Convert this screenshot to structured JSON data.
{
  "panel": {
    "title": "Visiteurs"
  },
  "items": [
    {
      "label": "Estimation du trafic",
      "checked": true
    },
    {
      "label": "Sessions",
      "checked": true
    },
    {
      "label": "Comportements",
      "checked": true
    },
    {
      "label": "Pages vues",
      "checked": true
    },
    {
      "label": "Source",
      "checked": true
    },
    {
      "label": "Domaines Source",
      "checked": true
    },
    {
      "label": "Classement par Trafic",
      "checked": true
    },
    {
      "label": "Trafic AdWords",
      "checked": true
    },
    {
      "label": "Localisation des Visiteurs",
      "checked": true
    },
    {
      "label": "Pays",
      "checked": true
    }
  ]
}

---

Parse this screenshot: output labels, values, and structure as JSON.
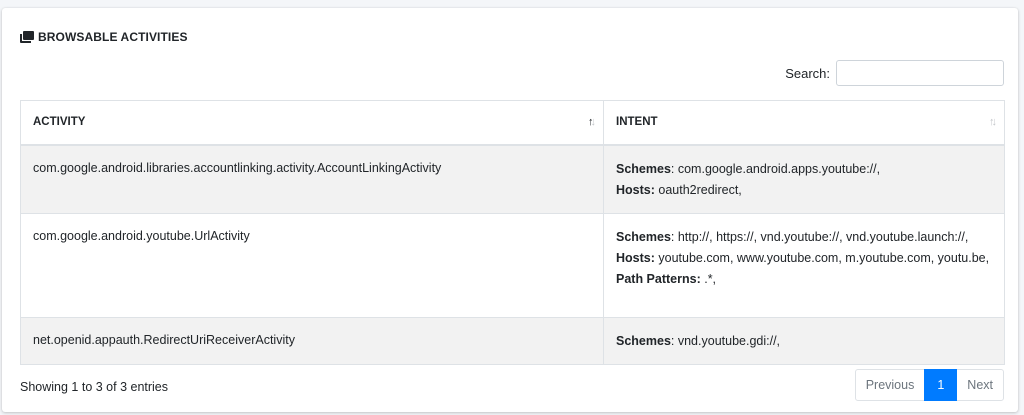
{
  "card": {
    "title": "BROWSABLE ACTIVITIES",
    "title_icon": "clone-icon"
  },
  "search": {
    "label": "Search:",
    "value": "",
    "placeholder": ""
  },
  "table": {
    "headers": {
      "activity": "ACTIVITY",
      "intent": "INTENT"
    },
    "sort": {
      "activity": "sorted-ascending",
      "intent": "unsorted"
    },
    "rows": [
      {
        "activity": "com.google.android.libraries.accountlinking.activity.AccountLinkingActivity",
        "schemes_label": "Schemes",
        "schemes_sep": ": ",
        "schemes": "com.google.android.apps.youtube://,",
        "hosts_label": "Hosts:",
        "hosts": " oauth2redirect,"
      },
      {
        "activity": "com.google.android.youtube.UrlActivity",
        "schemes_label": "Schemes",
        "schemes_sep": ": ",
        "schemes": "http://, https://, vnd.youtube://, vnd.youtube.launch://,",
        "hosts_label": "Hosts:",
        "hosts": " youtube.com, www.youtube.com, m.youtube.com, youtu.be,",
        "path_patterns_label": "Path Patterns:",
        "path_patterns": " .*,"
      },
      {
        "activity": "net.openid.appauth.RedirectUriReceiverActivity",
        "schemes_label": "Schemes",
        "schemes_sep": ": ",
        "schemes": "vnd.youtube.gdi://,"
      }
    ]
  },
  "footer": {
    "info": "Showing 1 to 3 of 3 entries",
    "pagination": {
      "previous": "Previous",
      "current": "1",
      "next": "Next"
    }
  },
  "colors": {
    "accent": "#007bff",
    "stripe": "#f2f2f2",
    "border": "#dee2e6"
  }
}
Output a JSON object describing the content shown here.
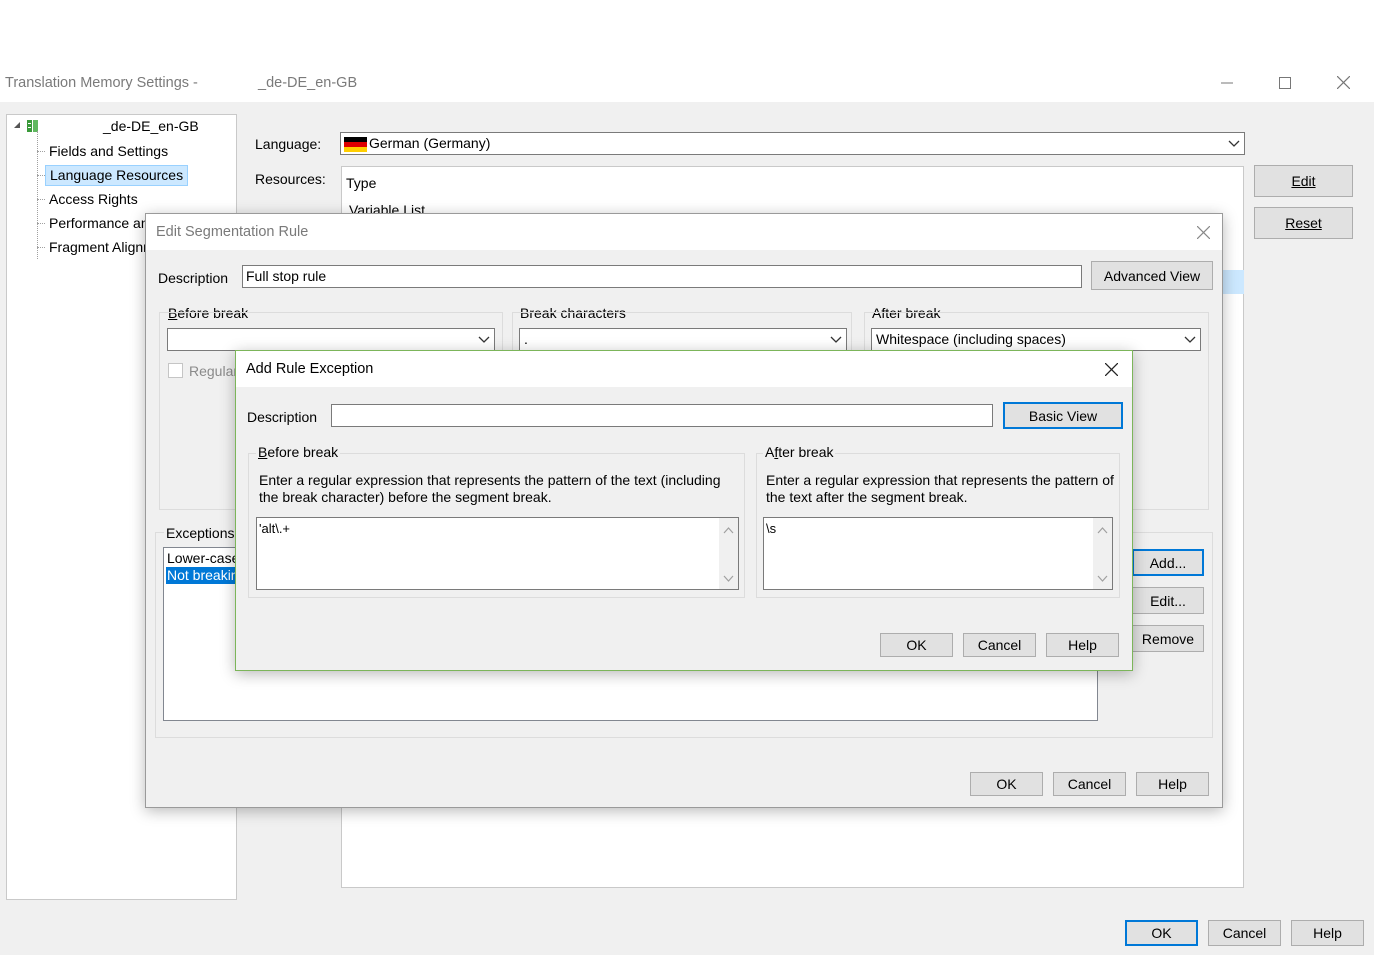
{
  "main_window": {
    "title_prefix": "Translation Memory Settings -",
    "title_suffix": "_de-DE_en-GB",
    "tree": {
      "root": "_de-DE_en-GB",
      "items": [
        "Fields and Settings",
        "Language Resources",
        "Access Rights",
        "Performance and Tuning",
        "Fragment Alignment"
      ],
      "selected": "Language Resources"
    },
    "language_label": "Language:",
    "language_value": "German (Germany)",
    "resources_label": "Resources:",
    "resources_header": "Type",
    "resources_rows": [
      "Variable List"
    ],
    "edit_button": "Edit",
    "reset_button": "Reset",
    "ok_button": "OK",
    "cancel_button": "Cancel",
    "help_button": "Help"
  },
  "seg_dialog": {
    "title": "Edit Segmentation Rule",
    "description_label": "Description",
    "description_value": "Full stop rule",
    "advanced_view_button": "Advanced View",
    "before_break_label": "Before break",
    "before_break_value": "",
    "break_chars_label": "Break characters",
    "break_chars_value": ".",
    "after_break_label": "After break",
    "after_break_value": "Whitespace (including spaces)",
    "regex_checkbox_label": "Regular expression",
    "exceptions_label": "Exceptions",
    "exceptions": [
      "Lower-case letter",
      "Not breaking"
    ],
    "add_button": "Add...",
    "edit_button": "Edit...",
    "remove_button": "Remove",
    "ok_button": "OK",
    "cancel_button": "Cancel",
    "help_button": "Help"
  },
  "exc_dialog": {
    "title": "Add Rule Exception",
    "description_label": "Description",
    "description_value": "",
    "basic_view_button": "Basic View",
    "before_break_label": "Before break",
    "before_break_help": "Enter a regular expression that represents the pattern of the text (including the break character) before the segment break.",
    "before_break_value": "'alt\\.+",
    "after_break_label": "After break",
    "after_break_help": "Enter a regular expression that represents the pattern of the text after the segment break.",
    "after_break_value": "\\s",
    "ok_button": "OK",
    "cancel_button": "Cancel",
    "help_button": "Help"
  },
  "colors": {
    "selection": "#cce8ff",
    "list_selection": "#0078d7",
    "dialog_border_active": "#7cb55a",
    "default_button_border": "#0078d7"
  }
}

--

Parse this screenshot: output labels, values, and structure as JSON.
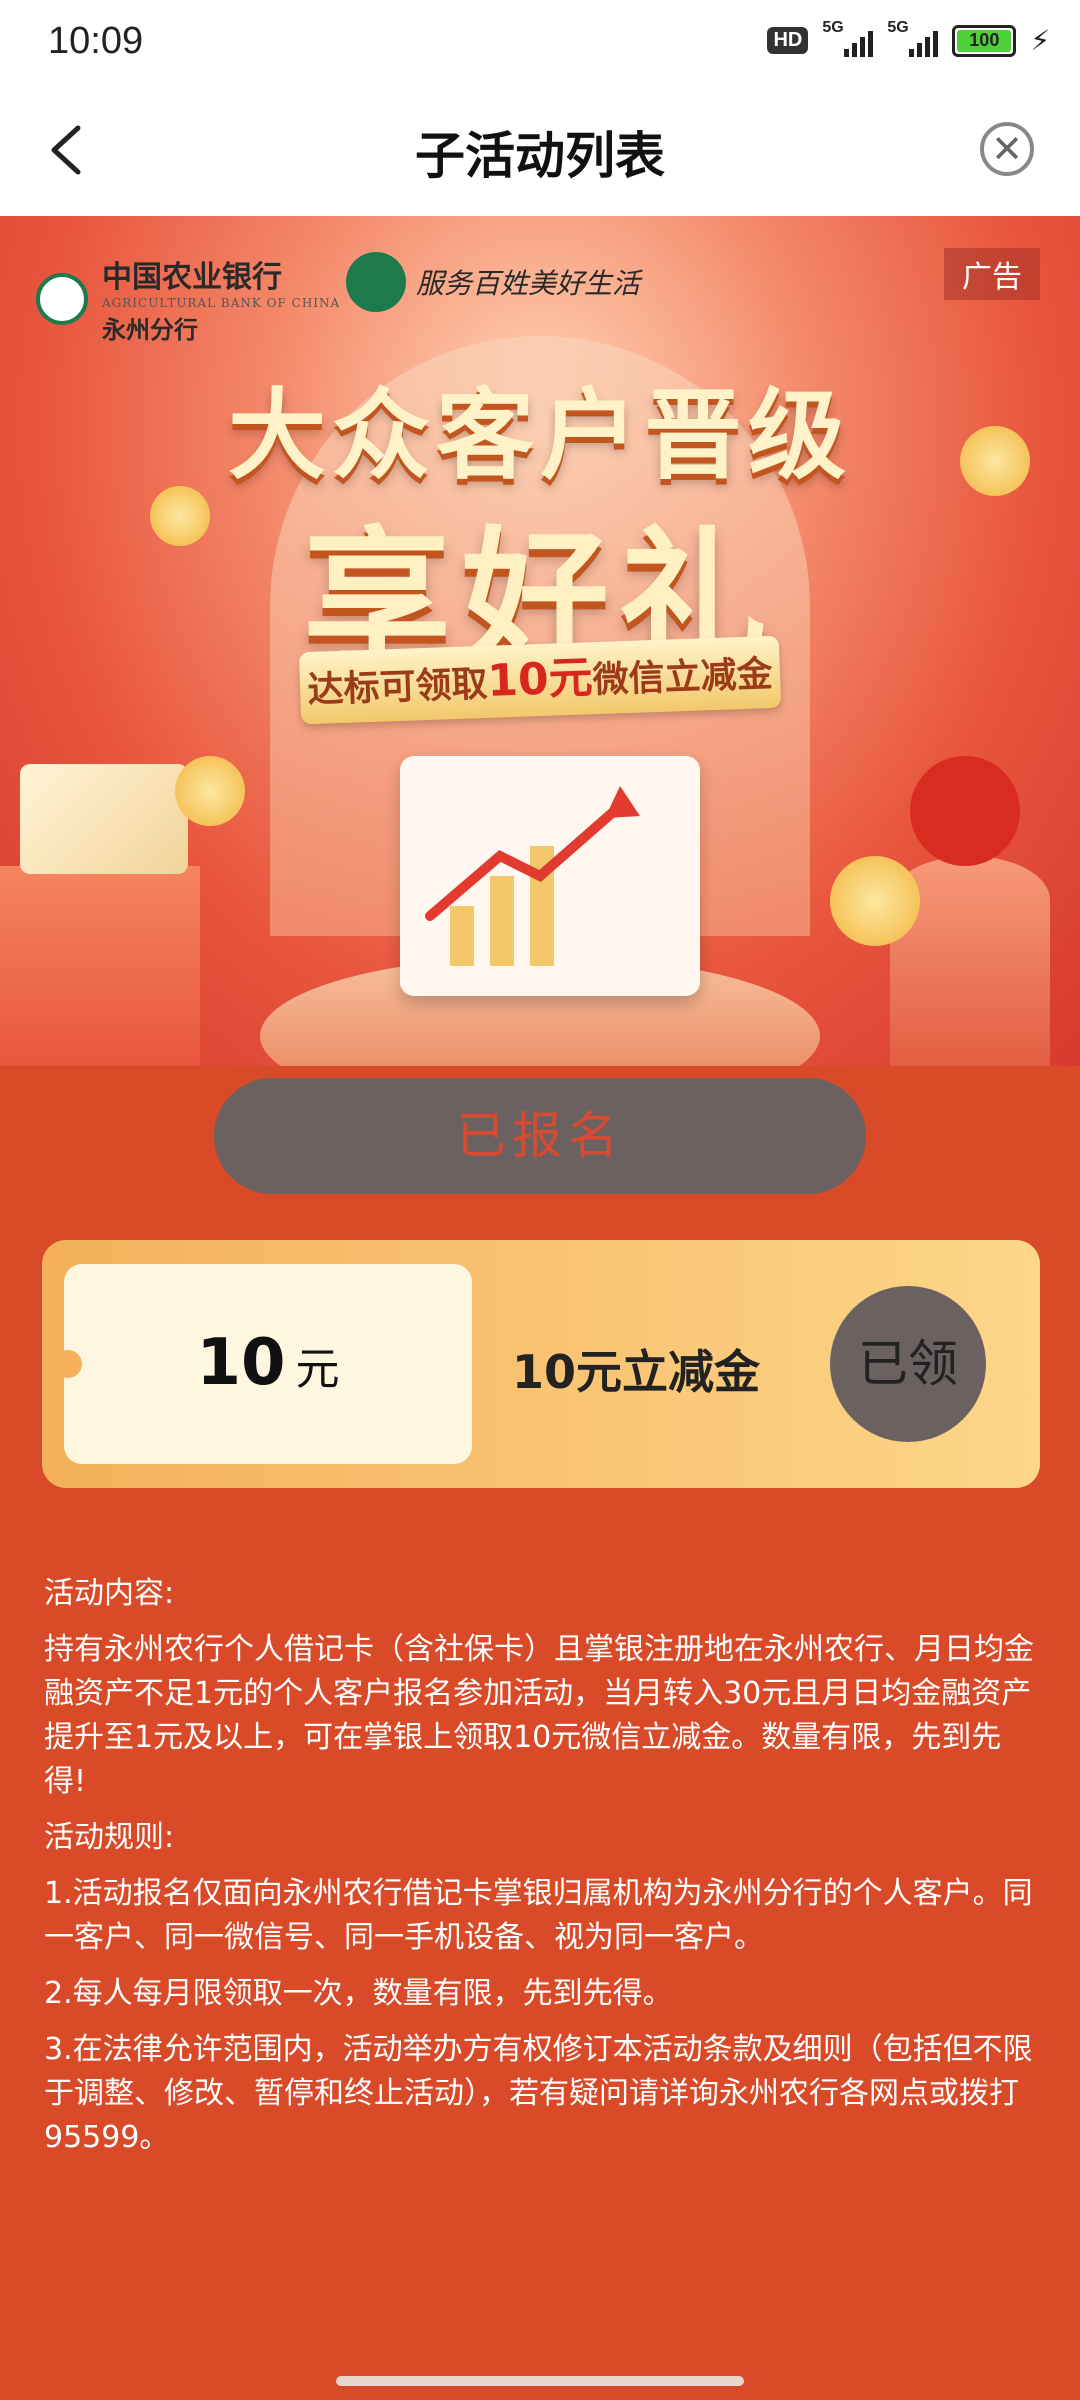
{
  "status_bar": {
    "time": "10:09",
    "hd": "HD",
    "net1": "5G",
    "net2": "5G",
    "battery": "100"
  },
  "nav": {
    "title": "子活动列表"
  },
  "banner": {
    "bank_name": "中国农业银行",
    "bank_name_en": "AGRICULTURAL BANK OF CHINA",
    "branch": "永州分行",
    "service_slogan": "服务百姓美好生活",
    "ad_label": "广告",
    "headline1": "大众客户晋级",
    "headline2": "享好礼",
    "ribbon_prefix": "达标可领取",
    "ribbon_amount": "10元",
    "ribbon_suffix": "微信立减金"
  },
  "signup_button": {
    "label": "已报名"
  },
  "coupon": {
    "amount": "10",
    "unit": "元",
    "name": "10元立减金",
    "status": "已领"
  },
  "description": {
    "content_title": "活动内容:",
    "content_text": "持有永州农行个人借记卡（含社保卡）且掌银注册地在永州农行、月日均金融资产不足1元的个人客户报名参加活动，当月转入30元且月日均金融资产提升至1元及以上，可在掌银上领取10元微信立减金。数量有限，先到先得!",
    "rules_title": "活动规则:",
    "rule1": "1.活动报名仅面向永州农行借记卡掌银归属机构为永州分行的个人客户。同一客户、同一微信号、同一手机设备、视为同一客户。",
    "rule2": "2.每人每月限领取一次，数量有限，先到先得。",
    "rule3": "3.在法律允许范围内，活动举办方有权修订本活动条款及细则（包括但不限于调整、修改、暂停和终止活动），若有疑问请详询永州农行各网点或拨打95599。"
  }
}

[TASK DESCRIPTION]: In the entries above, find every line holding the word "google" and copy it out.

[SOLVED PROBLEM]:
        "activity": "com.google.android.libraries.accountlinking.activity.AccountLinkingActivity",
        "schemes": "com.google.android.apps.youtube://,",
        "activity": "com.google.android.youtube.UrlActivity",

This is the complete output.